■ **Task prompt**
Return all of the data exactly as written, without the pictures.

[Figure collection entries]
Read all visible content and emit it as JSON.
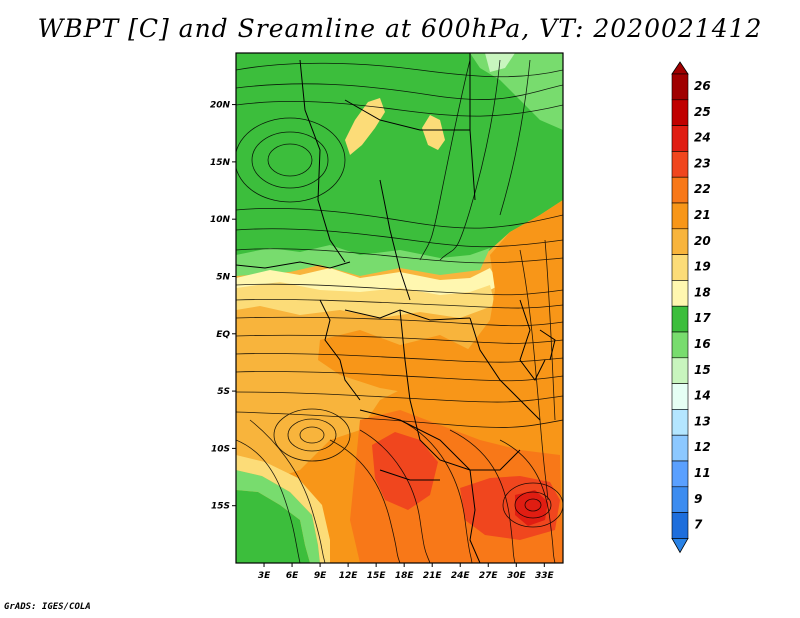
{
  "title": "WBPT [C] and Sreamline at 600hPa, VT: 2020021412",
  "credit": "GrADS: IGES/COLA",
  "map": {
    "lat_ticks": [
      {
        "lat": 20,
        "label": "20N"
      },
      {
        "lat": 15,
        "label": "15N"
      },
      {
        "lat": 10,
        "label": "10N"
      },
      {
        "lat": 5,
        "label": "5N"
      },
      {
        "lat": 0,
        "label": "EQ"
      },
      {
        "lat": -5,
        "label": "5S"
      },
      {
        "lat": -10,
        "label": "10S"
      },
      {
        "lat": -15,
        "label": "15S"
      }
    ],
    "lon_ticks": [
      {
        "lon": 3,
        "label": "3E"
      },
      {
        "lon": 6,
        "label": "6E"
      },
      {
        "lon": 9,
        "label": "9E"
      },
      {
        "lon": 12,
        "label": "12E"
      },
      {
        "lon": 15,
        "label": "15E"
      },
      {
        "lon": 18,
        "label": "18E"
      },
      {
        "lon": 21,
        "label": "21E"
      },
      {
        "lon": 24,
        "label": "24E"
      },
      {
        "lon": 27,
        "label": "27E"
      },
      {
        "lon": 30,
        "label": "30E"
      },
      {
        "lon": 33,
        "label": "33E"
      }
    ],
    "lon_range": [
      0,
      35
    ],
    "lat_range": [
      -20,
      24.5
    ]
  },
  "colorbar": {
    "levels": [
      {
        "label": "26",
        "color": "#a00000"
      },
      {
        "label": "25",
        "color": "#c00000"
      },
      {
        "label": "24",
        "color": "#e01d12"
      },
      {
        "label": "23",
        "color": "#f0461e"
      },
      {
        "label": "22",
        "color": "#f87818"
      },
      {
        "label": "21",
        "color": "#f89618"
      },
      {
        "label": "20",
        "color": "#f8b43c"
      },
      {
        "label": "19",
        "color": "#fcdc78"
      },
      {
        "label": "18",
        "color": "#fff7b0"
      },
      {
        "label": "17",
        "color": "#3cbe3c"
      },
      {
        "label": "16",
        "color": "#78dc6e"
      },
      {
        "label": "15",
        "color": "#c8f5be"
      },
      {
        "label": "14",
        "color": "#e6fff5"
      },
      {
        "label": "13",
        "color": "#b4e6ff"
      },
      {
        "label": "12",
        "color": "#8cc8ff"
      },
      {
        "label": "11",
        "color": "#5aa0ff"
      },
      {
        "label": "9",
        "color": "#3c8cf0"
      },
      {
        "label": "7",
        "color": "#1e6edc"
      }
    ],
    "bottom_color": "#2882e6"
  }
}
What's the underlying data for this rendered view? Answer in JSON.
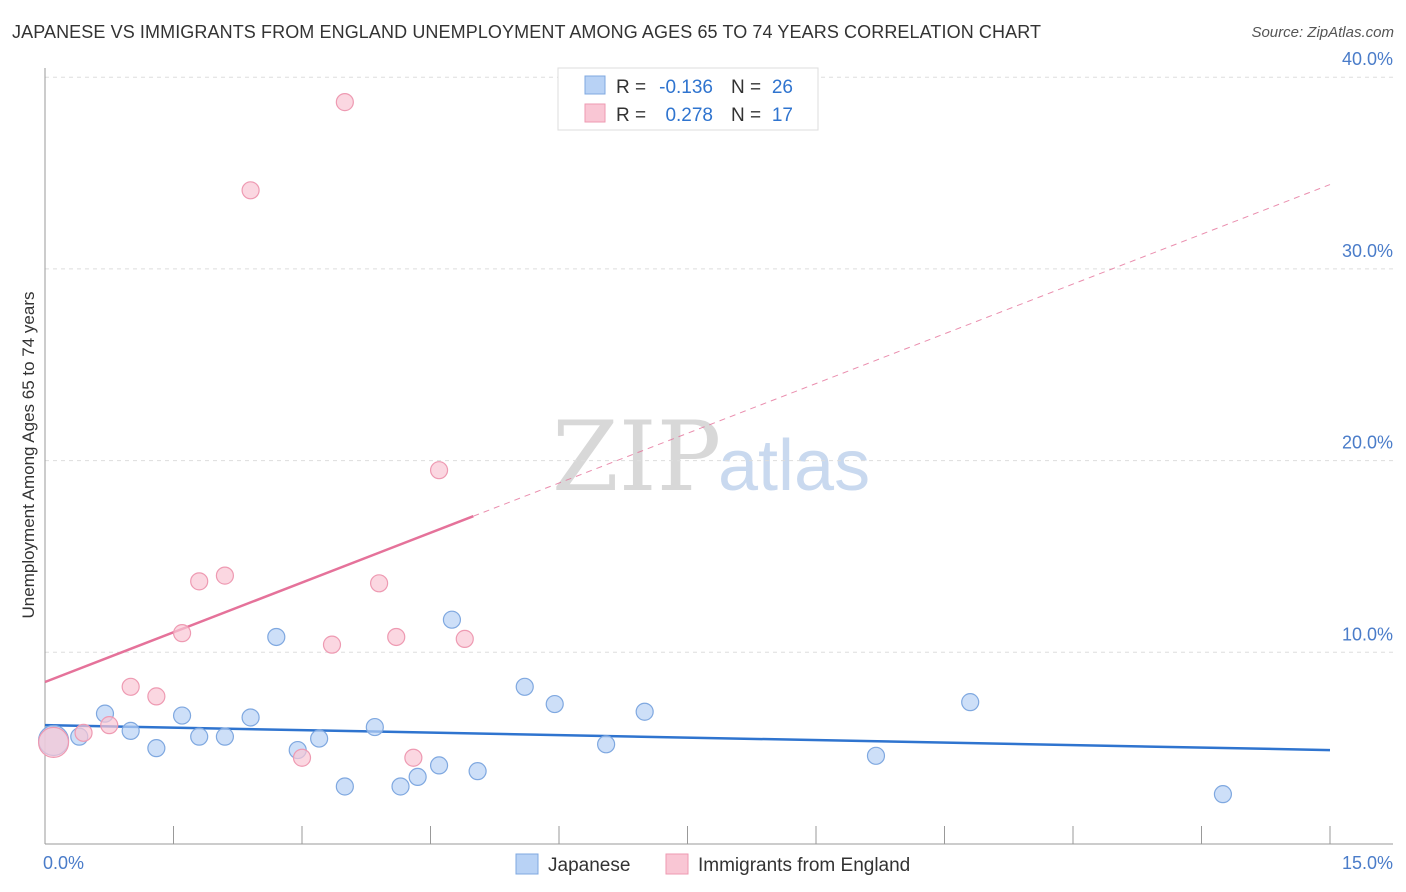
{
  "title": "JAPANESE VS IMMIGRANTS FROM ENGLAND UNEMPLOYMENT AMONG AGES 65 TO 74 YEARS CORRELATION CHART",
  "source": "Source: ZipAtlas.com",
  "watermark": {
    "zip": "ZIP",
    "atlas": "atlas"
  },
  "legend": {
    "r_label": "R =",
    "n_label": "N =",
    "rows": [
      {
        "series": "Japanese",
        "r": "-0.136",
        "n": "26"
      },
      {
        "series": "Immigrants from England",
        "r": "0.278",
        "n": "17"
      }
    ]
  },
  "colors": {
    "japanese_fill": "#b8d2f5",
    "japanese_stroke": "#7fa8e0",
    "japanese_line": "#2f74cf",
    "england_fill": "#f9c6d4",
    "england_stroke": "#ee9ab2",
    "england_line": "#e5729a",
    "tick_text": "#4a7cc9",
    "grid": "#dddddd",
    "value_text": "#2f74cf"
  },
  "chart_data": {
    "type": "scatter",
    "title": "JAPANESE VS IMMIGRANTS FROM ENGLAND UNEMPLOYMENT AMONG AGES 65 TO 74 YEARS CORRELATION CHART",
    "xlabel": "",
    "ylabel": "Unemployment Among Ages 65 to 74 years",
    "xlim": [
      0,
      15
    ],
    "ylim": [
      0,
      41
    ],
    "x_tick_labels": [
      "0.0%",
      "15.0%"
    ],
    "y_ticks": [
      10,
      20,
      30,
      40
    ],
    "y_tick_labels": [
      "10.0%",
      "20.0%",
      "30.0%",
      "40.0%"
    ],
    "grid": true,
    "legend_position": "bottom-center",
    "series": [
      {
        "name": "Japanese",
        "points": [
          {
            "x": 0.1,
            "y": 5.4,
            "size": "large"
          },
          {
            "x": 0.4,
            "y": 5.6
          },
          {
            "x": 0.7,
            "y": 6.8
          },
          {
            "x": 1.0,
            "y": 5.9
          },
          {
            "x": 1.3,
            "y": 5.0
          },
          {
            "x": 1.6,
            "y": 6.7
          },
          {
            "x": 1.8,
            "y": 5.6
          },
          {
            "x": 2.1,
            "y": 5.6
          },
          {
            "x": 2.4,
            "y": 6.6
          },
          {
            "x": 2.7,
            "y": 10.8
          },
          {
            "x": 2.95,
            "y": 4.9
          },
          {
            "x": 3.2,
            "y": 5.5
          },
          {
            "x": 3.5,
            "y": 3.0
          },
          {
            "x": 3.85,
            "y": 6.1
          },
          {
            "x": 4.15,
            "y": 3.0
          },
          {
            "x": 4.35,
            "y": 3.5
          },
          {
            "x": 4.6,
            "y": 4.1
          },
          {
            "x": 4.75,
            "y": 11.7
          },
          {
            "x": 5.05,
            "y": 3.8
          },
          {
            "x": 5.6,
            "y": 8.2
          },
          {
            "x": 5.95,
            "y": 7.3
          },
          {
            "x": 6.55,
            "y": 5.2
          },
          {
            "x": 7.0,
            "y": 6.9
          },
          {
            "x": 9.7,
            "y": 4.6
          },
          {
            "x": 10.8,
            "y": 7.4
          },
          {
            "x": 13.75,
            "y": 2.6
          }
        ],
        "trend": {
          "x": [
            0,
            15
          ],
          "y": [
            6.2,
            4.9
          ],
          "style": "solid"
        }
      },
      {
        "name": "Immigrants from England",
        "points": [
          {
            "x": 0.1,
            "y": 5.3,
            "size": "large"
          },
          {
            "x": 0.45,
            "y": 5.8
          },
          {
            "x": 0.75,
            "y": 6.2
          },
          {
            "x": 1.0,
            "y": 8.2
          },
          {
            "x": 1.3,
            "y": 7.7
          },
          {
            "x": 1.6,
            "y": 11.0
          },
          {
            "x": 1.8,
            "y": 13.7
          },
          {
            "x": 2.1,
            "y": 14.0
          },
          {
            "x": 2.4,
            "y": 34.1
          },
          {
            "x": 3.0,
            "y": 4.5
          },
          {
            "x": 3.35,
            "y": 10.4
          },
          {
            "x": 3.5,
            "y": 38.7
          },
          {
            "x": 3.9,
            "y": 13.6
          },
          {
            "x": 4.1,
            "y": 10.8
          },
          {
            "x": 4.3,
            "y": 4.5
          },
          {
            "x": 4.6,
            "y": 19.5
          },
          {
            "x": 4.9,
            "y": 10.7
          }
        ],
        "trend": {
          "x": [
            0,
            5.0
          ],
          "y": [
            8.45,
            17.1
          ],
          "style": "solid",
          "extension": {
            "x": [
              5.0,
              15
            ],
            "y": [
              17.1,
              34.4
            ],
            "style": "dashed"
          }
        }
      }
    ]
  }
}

■ **Written solution**
Read all visible content and emit it as JSON.
{
  "title": "WBPT [C] and Sreamline at 600hPa, VT: 2020021412",
  "credit": "GrADS: IGES/COLA",
  "map": {
    "lat_ticks": [
      {
        "lat": 20,
        "label": "20N"
      },
      {
        "lat": 15,
        "label": "15N"
      },
      {
        "lat": 10,
        "label": "10N"
      },
      {
        "lat": 5,
        "label": "5N"
      },
      {
        "lat": 0,
        "label": "EQ"
      },
      {
        "lat": -5,
        "label": "5S"
      },
      {
        "lat": -10,
        "label": "10S"
      },
      {
        "lat": -15,
        "label": "15S"
      }
    ],
    "lon_ticks": [
      {
        "lon": 3,
        "label": "3E"
      },
      {
        "lon": 6,
        "label": "6E"
      },
      {
        "lon": 9,
        "label": "9E"
      },
      {
        "lon": 12,
        "label": "12E"
      },
      {
        "lon": 15,
        "label": "15E"
      },
      {
        "lon": 18,
        "label": "18E"
      },
      {
        "lon": 21,
        "label": "21E"
      },
      {
        "lon": 24,
        "label": "24E"
      },
      {
        "lon": 27,
        "label": "27E"
      },
      {
        "lon": 30,
        "label": "30E"
      },
      {
        "lon": 33,
        "label": "33E"
      }
    ],
    "lon_range": [
      0,
      35
    ],
    "lat_range": [
      -20,
      24.5
    ]
  },
  "colorbar": {
    "levels": [
      {
        "label": "26",
        "color": "#a00000"
      },
      {
        "label": "25",
        "color": "#c00000"
      },
      {
        "label": "24",
        "color": "#e01d12"
      },
      {
        "label": "23",
        "color": "#f0461e"
      },
      {
        "label": "22",
        "color": "#f87818"
      },
      {
        "label": "21",
        "color": "#f89618"
      },
      {
        "label": "20",
        "color": "#f8b43c"
      },
      {
        "label": "19",
        "color": "#fcdc78"
      },
      {
        "label": "18",
        "color": "#fff7b0"
      },
      {
        "label": "17",
        "color": "#3cbe3c"
      },
      {
        "label": "16",
        "color": "#78dc6e"
      },
      {
        "label": "15",
        "color": "#c8f5be"
      },
      {
        "label": "14",
        "color": "#e6fff5"
      },
      {
        "label": "13",
        "color": "#b4e6ff"
      },
      {
        "label": "12",
        "color": "#8cc8ff"
      },
      {
        "label": "11",
        "color": "#5aa0ff"
      },
      {
        "label": "9",
        "color": "#3c8cf0"
      },
      {
        "label": "7",
        "color": "#1e6edc"
      }
    ],
    "bottom_color": "#2882e6"
  }
}
What's the underlying data for this rendered view? Answer in JSON.
{
  "title": "JAPANESE VS IMMIGRANTS FROM ENGLAND UNEMPLOYMENT AMONG AGES 65 TO 74 YEARS CORRELATION CHART",
  "source": "Source: ZipAtlas.com",
  "watermark": {
    "zip": "ZIP",
    "atlas": "atlas"
  },
  "legend": {
    "r_label": "R =",
    "n_label": "N =",
    "rows": [
      {
        "series": "Japanese",
        "r": "-0.136",
        "n": "26"
      },
      {
        "series": "Immigrants from England",
        "r": "0.278",
        "n": "17"
      }
    ]
  },
  "colors": {
    "japanese_fill": "#b8d2f5",
    "japanese_stroke": "#7fa8e0",
    "japanese_line": "#2f74cf",
    "england_fill": "#f9c6d4",
    "england_stroke": "#ee9ab2",
    "england_line": "#e5729a",
    "tick_text": "#4a7cc9",
    "grid": "#dddddd",
    "value_text": "#2f74cf"
  },
  "chart_data": {
    "type": "scatter",
    "title": "JAPANESE VS IMMIGRANTS FROM ENGLAND UNEMPLOYMENT AMONG AGES 65 TO 74 YEARS CORRELATION CHART",
    "xlabel": "",
    "ylabel": "Unemployment Among Ages 65 to 74 years",
    "xlim": [
      0,
      15
    ],
    "ylim": [
      0,
      41
    ],
    "x_tick_labels": [
      "0.0%",
      "15.0%"
    ],
    "y_ticks": [
      10,
      20,
      30,
      40
    ],
    "y_tick_labels": [
      "10.0%",
      "20.0%",
      "30.0%",
      "40.0%"
    ],
    "grid": true,
    "legend_position": "bottom-center",
    "series": [
      {
        "name": "Japanese",
        "points": [
          {
            "x": 0.1,
            "y": 5.4,
            "size": "large"
          },
          {
            "x": 0.4,
            "y": 5.6
          },
          {
            "x": 0.7,
            "y": 6.8
          },
          {
            "x": 1.0,
            "y": 5.9
          },
          {
            "x": 1.3,
            "y": 5.0
          },
          {
            "x": 1.6,
            "y": 6.7
          },
          {
            "x": 1.8,
            "y": 5.6
          },
          {
            "x": 2.1,
            "y": 5.6
          },
          {
            "x": 2.4,
            "y": 6.6
          },
          {
            "x": 2.7,
            "y": 10.8
          },
          {
            "x": 2.95,
            "y": 4.9
          },
          {
            "x": 3.2,
            "y": 5.5
          },
          {
            "x": 3.5,
            "y": 3.0
          },
          {
            "x": 3.85,
            "y": 6.1
          },
          {
            "x": 4.15,
            "y": 3.0
          },
          {
            "x": 4.35,
            "y": 3.5
          },
          {
            "x": 4.6,
            "y": 4.1
          },
          {
            "x": 4.75,
            "y": 11.7
          },
          {
            "x": 5.05,
            "y": 3.8
          },
          {
            "x": 5.6,
            "y": 8.2
          },
          {
            "x": 5.95,
            "y": 7.3
          },
          {
            "x": 6.55,
            "y": 5.2
          },
          {
            "x": 7.0,
            "y": 6.9
          },
          {
            "x": 9.7,
            "y": 4.6
          },
          {
            "x": 10.8,
            "y": 7.4
          },
          {
            "x": 13.75,
            "y": 2.6
          }
        ],
        "trend": {
          "x": [
            0,
            15
          ],
          "y": [
            6.2,
            4.9
          ],
          "style": "solid"
        }
      },
      {
        "name": "Immigrants from England",
        "points": [
          {
            "x": 0.1,
            "y": 5.3,
            "size": "large"
          },
          {
            "x": 0.45,
            "y": 5.8
          },
          {
            "x": 0.75,
            "y": 6.2
          },
          {
            "x": 1.0,
            "y": 8.2
          },
          {
            "x": 1.3,
            "y": 7.7
          },
          {
            "x": 1.6,
            "y": 11.0
          },
          {
            "x": 1.8,
            "y": 13.7
          },
          {
            "x": 2.1,
            "y": 14.0
          },
          {
            "x": 2.4,
            "y": 34.1
          },
          {
            "x": 3.0,
            "y": 4.5
          },
          {
            "x": 3.35,
            "y": 10.4
          },
          {
            "x": 3.5,
            "y": 38.7
          },
          {
            "x": 3.9,
            "y": 13.6
          },
          {
            "x": 4.1,
            "y": 10.8
          },
          {
            "x": 4.3,
            "y": 4.5
          },
          {
            "x": 4.6,
            "y": 19.5
          },
          {
            "x": 4.9,
            "y": 10.7
          }
        ],
        "trend": {
          "x": [
            0,
            5.0
          ],
          "y": [
            8.45,
            17.1
          ],
          "style": "solid",
          "extension": {
            "x": [
              5.0,
              15
            ],
            "y": [
              17.1,
              34.4
            ],
            "style": "dashed"
          }
        }
      }
    ]
  }
}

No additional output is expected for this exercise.